> _EXERCISE DIRECTIONS_
Return every line below in which "Pixels" appears.
▶
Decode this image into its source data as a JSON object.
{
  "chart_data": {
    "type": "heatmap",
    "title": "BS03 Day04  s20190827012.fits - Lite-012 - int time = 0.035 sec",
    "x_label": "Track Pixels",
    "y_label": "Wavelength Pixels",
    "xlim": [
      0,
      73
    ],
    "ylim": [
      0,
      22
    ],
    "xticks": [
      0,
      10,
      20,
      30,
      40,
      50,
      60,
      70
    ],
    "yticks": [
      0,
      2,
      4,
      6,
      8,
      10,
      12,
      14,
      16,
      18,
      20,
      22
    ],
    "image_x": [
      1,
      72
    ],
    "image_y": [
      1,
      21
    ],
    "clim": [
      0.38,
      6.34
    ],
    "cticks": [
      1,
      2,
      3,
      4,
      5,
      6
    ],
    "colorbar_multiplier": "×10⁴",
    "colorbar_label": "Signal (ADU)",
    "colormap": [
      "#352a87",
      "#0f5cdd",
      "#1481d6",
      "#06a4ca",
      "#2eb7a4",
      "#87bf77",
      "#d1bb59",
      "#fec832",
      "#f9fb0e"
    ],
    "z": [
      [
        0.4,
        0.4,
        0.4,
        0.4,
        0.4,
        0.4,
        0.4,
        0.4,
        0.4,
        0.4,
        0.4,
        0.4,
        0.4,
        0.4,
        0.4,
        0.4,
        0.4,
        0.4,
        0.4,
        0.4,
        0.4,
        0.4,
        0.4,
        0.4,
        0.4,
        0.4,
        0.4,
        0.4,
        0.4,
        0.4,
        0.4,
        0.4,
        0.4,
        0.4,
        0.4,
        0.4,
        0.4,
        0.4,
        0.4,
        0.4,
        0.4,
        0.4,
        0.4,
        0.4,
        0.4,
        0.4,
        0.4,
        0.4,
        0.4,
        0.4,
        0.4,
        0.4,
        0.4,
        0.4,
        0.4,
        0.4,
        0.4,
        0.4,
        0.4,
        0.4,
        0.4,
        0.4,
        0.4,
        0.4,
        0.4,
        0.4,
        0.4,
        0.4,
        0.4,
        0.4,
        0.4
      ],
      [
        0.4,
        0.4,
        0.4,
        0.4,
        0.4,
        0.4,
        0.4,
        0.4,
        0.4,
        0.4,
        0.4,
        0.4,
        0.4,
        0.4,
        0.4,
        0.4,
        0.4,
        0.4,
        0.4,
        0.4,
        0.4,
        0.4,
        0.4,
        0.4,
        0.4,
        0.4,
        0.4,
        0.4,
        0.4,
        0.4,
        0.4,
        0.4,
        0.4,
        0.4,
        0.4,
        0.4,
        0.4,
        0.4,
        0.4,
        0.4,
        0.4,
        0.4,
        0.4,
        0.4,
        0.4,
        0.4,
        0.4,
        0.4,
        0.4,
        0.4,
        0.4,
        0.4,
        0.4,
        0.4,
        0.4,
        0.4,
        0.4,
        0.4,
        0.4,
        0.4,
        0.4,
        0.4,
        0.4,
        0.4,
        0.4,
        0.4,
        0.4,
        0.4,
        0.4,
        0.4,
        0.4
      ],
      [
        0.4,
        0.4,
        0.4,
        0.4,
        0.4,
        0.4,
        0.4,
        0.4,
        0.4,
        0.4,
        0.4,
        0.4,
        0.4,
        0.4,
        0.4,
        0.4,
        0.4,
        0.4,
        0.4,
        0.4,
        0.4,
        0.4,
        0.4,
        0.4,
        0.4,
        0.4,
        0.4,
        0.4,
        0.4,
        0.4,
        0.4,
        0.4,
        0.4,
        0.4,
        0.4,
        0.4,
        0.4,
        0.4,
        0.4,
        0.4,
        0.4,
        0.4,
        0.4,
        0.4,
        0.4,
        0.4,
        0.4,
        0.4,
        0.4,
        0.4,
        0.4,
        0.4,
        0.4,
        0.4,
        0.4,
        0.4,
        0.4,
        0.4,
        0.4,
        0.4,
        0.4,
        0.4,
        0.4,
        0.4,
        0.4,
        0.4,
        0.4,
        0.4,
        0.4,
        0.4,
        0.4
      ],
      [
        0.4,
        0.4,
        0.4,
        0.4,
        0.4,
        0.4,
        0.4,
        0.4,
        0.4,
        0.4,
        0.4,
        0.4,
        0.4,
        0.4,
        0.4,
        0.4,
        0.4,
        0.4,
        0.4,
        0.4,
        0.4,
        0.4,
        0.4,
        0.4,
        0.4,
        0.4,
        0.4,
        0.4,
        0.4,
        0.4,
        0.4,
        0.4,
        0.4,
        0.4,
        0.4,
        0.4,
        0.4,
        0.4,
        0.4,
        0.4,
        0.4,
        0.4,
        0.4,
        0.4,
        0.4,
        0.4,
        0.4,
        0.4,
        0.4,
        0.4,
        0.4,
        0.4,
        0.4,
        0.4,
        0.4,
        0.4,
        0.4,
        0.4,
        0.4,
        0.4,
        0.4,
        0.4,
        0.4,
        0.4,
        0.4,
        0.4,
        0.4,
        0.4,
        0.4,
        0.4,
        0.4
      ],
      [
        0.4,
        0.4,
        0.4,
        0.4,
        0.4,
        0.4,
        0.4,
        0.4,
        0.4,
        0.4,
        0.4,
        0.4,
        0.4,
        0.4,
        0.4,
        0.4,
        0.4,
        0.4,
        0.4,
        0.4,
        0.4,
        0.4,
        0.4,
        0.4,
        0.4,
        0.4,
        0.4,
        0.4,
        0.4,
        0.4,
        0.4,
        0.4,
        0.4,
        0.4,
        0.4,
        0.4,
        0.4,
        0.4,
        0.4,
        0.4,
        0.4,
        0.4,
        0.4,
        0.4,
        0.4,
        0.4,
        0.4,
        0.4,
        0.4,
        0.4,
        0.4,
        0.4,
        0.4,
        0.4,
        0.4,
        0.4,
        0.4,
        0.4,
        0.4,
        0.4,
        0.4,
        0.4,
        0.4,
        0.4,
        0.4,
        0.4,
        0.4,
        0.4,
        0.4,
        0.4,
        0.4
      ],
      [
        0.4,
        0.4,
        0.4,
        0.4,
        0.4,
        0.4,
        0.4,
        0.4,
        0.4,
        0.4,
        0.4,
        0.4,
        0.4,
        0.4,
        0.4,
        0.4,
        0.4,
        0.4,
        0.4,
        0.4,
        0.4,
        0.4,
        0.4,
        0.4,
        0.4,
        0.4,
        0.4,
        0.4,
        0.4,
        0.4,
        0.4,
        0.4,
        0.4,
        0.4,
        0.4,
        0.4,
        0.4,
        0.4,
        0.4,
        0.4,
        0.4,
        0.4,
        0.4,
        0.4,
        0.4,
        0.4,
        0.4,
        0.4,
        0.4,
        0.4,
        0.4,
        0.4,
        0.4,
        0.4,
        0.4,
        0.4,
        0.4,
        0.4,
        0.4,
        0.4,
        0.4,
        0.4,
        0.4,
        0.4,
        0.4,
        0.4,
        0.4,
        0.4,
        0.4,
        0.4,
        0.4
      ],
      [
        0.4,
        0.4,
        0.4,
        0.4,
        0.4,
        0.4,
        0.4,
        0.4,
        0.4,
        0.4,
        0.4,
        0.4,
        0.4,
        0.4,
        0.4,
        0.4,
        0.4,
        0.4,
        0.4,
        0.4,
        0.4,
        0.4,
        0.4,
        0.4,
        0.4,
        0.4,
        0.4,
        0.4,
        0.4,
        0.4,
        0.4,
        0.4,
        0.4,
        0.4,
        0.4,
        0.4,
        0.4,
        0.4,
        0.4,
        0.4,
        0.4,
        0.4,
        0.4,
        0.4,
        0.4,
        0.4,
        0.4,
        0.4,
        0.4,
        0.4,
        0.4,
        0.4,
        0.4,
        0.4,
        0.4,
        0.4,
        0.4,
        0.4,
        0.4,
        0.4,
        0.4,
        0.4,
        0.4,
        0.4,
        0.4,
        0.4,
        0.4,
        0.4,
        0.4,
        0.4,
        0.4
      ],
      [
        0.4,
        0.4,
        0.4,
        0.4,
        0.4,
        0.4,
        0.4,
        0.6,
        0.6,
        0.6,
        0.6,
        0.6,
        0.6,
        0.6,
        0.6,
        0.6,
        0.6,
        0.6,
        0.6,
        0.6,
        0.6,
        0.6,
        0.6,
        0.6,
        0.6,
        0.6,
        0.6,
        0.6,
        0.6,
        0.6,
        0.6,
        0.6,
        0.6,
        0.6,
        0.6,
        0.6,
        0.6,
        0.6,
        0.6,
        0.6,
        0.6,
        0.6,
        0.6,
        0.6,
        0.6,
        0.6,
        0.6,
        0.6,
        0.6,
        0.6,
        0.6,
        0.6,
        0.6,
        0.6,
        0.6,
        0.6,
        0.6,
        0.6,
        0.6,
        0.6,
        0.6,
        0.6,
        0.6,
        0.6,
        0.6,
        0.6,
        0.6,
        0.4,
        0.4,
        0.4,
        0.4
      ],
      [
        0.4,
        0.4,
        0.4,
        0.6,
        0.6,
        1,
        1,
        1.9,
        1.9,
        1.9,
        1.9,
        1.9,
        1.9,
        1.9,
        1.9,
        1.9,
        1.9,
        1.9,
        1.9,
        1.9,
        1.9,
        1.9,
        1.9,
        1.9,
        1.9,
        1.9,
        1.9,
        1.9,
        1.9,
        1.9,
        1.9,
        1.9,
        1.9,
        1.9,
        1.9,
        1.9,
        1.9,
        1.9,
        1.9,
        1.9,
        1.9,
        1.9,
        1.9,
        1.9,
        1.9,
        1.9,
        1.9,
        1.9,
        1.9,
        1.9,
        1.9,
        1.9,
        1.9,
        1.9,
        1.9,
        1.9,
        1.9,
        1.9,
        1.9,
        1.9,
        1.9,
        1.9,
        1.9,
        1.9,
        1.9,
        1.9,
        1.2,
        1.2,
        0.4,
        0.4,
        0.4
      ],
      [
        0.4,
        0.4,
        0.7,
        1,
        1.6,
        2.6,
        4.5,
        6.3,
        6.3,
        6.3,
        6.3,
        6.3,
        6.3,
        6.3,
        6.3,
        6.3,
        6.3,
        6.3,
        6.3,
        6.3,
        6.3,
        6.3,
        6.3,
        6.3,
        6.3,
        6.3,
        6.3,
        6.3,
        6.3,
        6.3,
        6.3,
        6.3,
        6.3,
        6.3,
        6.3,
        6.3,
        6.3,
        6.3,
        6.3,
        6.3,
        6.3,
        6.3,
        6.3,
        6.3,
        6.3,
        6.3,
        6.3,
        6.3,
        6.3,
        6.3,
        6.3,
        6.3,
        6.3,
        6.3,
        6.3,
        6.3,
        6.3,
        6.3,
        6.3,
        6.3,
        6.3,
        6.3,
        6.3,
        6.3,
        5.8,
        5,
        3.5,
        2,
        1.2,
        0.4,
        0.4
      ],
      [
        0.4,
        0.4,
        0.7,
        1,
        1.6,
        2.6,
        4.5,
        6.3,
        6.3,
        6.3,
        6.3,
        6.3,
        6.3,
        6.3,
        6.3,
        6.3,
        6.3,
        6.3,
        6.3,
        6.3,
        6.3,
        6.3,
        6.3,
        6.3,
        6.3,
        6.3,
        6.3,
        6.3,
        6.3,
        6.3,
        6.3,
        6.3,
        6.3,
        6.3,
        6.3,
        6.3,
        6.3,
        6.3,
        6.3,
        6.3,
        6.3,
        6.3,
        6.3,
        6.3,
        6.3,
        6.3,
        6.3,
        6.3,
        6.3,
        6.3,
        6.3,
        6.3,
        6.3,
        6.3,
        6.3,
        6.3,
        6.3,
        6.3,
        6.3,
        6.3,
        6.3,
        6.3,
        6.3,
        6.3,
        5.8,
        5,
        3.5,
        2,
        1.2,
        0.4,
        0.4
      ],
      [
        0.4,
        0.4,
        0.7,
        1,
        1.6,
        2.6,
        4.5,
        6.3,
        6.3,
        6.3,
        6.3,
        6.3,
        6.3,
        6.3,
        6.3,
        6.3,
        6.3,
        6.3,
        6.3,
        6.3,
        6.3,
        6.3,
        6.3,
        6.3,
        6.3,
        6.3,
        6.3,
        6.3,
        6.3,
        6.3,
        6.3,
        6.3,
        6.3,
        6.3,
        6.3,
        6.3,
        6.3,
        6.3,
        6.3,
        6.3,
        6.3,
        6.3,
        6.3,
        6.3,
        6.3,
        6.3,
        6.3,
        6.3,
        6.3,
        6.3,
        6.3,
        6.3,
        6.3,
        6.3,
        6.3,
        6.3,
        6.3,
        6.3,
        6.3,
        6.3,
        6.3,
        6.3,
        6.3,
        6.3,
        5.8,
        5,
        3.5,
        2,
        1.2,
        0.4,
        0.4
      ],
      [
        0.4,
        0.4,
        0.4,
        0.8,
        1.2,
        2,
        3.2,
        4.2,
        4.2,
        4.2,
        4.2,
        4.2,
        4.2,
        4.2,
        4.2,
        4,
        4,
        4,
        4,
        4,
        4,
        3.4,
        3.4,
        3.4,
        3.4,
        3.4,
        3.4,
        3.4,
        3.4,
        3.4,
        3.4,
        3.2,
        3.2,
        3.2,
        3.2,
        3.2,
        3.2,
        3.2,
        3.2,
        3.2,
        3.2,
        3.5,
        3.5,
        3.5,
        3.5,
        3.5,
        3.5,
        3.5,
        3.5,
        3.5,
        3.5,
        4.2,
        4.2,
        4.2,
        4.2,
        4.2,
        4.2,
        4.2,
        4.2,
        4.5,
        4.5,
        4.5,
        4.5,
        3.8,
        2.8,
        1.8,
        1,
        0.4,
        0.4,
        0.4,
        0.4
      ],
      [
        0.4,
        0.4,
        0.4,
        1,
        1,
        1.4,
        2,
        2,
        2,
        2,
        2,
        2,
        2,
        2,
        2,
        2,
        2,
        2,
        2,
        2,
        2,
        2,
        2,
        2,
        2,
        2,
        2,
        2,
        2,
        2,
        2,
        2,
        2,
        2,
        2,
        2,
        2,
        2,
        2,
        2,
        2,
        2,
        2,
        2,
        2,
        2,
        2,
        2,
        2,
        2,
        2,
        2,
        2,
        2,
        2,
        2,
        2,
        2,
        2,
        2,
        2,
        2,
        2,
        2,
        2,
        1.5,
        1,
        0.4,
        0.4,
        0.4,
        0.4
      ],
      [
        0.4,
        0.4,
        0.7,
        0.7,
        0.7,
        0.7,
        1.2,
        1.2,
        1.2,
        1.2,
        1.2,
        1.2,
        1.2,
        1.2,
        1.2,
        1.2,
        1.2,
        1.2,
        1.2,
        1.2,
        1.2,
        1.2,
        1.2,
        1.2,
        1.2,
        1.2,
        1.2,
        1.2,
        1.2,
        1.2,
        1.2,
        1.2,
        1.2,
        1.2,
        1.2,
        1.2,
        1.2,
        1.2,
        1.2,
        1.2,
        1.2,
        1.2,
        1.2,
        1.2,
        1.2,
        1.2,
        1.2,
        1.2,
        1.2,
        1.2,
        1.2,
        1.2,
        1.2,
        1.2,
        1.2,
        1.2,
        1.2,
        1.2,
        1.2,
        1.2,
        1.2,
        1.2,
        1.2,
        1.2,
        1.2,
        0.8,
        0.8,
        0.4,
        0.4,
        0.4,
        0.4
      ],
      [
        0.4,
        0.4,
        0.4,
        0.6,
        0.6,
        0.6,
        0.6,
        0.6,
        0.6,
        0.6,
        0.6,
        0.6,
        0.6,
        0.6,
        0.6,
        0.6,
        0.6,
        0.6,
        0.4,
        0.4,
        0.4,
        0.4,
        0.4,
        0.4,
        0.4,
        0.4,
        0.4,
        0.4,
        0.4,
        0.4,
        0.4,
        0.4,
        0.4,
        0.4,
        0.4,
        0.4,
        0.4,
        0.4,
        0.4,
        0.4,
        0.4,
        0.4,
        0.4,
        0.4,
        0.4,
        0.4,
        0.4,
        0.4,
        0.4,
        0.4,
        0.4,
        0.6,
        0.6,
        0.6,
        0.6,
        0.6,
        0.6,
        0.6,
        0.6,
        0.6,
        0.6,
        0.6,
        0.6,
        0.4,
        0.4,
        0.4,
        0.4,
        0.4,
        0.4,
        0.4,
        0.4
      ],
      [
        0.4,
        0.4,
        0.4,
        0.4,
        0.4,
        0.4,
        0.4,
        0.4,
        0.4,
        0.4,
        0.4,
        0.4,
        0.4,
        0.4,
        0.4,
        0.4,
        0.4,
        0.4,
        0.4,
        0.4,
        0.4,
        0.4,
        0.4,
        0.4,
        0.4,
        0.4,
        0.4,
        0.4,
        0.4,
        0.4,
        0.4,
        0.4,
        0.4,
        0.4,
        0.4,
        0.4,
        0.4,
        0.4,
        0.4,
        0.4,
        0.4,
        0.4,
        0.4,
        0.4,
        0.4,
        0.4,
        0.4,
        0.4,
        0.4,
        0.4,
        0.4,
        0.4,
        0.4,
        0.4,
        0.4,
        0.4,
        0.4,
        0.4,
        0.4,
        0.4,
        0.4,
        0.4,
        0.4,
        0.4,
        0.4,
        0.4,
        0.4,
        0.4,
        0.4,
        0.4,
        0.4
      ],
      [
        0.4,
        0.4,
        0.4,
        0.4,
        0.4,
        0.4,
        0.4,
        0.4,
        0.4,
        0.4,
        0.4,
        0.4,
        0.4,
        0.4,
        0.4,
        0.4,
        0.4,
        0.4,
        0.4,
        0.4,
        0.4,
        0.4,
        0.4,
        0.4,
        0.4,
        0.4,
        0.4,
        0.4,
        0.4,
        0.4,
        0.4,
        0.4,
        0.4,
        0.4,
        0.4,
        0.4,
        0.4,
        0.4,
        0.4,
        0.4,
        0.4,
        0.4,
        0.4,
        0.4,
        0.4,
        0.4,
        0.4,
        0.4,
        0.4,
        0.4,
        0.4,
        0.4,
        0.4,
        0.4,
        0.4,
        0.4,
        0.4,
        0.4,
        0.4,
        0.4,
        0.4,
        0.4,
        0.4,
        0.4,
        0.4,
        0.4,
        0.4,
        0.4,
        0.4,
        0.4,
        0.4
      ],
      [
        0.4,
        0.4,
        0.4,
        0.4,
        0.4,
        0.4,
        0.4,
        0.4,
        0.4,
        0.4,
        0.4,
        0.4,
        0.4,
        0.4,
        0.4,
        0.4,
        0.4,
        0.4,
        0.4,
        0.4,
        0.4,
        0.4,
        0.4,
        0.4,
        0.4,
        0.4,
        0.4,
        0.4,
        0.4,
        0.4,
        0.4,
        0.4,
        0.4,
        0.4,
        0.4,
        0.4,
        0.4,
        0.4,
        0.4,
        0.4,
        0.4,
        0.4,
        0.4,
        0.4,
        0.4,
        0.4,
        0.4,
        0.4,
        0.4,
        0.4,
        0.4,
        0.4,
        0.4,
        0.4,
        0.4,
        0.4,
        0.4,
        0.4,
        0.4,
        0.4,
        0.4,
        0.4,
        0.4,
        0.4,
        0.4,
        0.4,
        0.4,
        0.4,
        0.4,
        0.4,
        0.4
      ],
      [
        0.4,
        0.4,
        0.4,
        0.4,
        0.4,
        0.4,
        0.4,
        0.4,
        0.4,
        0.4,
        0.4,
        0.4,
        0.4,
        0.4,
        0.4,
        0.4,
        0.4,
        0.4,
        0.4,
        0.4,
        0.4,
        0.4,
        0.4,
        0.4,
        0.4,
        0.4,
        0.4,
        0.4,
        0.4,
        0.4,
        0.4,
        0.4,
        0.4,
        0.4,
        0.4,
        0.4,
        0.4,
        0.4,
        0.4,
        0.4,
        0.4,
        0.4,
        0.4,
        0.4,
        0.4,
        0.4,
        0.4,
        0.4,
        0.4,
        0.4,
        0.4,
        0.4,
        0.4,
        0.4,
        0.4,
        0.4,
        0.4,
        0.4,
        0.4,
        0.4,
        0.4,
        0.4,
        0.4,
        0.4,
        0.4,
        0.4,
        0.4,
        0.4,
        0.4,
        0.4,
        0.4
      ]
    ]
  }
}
◀
> _EXPECTED ANSWER_
    "x_label": "Track Pixels",
    "y_label": "Wavelength Pixels",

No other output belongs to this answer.